_本文抜粋_:
+++++

コンパイラとは何か?基本情報技術者試験で問われるポイントを解説!

更新日:2021年6月1日

コンパイラとは何か?基本情報技術者試験で問われるポイントを解説!

作成したプログラムをコンピュータ上で動作させるためには、コンパイルという作業が必要となります。コンパイルを行うソフトウェアをコンパイラと呼び、プログラミングを行う上ではコンパイラを利用してプログラムを実行します。

近年ではコンパイルが不要なインタプリンタ言語の活用も増えてきましたが、大規模な開発ではやはりコンパイル型の言語が主流であり、システム開発を行う上でコンパイラの理解は必須となります。

基本情報技術者試験においても、コンパイラに関する問題が出題されます。この記事では、基本情報技術者試験の対策として、コンパイラの概要やその処理内容などについての解説を行います。

目次

コンパイラとは

以下では、コンパイラの概要などについて解説を行います。

+++++

_課題_:
A. 本文抜粋では、コンパイルを行うソフトウェアを何と呼んでいるか。
B. 次の(i)〜(iii)が本文抜粋の内容と合っているかどうか、それぞれ「はい」か「いいえ」で答え、判断の根拠となる本文の語句をそのまま引用せよ。
(i) 大規模な開発ではコンパイル型の言語が主流である。
(ii) 基本情報技術者試験ではコンパイラに関する問題は出題されない。
(iii) この記事の更新日は2021年6月1日である。

_データ部分_:
+++++

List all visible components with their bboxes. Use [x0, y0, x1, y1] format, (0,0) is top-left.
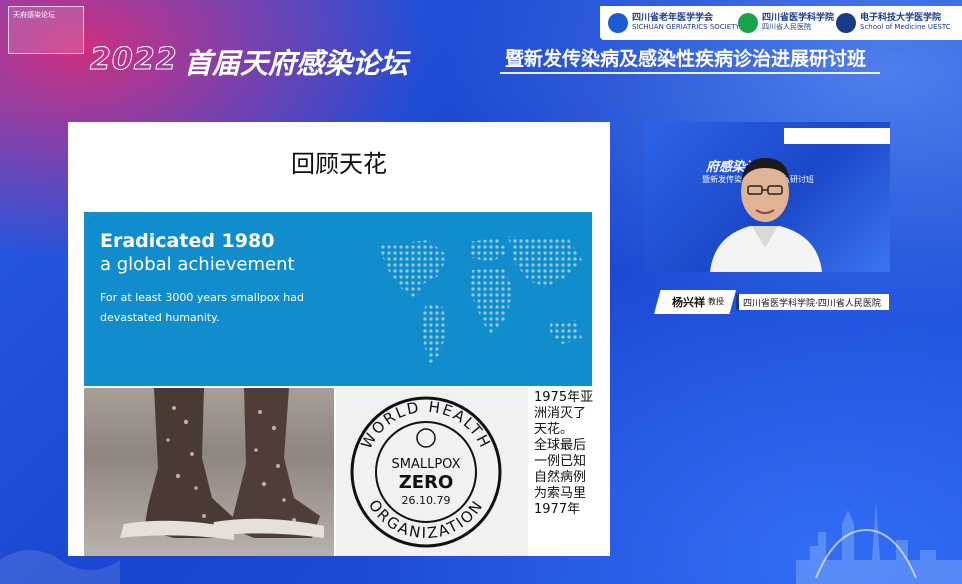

+++++

_想定される出力_:
A. コンパイラと呼んでいる。

B.
(i) はい。「大規模な開発ではやはりコンパイル型の言語が主流であり」
(ii) いいえ。「基本情報技術者試験においても、コンパイラに関する問題が出題されます」
(iii) はい。「更新日:2021年6月1日」